■ Source
# Haul from Ecuagenera



## Justin (Mar 15, 2016)

Laelia purpurata (3 different color types...vinicolor, alba, atropurpurea)
2 masdevallia hybrids...orange and yellow
Phrag warscewiczianum 'Fortuna'


----------



## Migrant13 (Mar 15, 2016)

Very healthy looking plants!


----------



## SlipperFan (Mar 15, 2016)

They have good plants, as shown by your purchase. Congrats.


----------



## NYEric (Mar 15, 2016)

Nice. Did you do an order? Or was there a show?


----------



## JeanLux (Mar 16, 2016)

Migrant13 said:


> Very healthy looking plants!



Agree !!!! Jean


----------



## Hamlet (Mar 16, 2016)

They have great plants and some very reasonable prices. I'll order some plants from them in a couple of months.


----------



## Justin (Mar 16, 2016)

Ivan was in town to speak at our society. They are great about pre-orders but also bring lots of plants so both bases are covered. They also ship inside the country if they won't be in your exact locale.


----------



## NYEric (Mar 16, 2016)

Cool. No Phrags!?


----------



## Justin (Mar 16, 2016)

NYEric said:


> Cool. No Phrags!?



Phrag warscewiczianum 'Fortuna'


----------



## eOrchids (Mar 16, 2016)

Awesome haul, Justin!

I too bought a Phrag warscewiczianum 'Fortuna' from them as well. It has not bloomed though.


----------



## Justin (Mar 16, 2016)

Yeah i am thinking it will need some patience.


----------



## NYEric (Mar 16, 2016)

Oops! Sorry, I missed that.


----------



## JAB (Mar 17, 2016)

Justin, did your orchid society bring him all the way up from Ecuador?


----------



## Justin (Mar 18, 2016)

He was already in the region so he made a side trip down to see us and also the Louisville society since we try to share speakers when we can. So basically my strategy for getting.international speakers is to see when they will be in the country then coordinate with other societies in the area to split travel costs..sometimes it means someone has to move their meeting date but it is a win-win for everyone.

■ Aim of the exercise
Please extract the passage from the orchid thread above, beginning at the words "## SlipperFan (Mar" and stopping after "there a show?", copied word for word.

■ Information supplied
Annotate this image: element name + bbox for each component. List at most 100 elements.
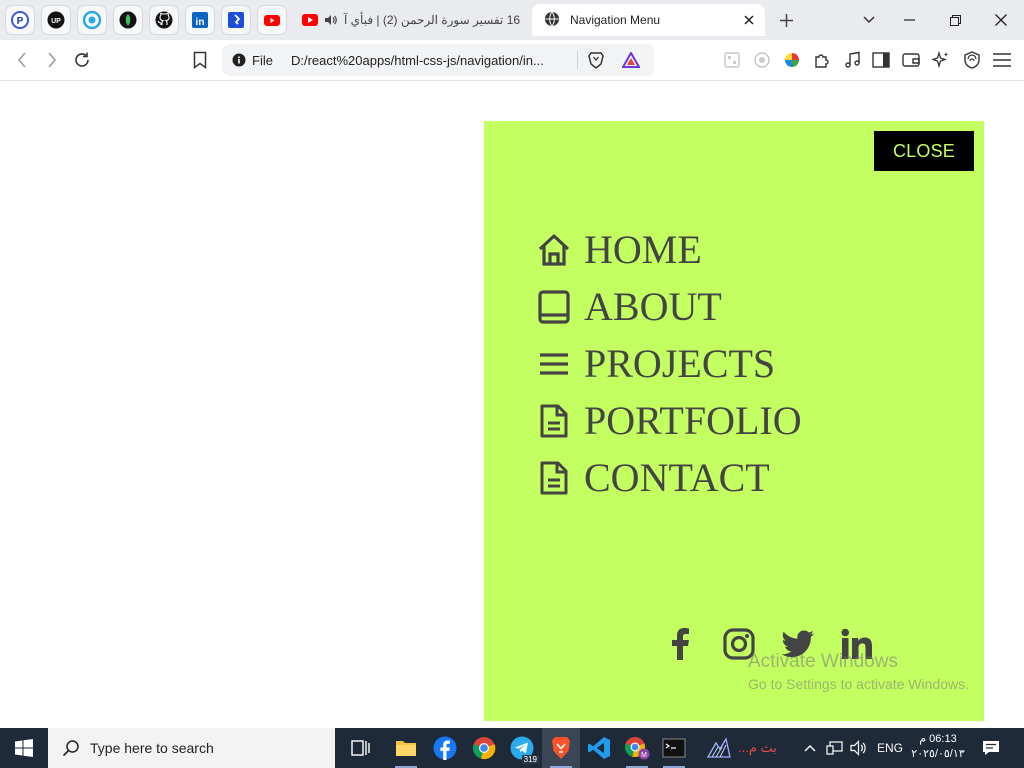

■ Finished task
## SlipperFan (Mar 15, 2016)

They have good plants, as shown by your purchase. Congrats.


----------



## NYEric (Mar 15, 2016)

Nice. Did you do an order? Or was there a show?